Your task is to copy every line of the entries that contains "dense".

STORED DATA:
>> Start

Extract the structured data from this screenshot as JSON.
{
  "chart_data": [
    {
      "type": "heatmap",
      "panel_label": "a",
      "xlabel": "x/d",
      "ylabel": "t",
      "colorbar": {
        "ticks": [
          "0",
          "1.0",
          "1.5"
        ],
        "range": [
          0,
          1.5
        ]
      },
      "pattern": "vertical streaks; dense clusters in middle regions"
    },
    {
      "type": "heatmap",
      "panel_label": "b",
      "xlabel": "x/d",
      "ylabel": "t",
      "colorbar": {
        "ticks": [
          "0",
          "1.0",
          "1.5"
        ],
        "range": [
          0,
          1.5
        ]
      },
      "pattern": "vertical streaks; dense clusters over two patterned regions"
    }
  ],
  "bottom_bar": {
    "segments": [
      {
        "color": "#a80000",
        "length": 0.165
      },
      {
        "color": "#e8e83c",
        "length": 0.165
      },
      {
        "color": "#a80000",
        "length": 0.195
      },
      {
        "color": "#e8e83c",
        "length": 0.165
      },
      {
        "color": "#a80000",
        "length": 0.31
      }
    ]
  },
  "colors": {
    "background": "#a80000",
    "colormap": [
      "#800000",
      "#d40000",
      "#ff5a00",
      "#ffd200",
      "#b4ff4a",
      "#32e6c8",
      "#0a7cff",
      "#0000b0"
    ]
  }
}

>> End

EXERCISE RESULT:
      "pattern": "vertical streaks; dense clusters in middle regions"
      "pattern": "vertical streaks; dense clusters over two patterned regions"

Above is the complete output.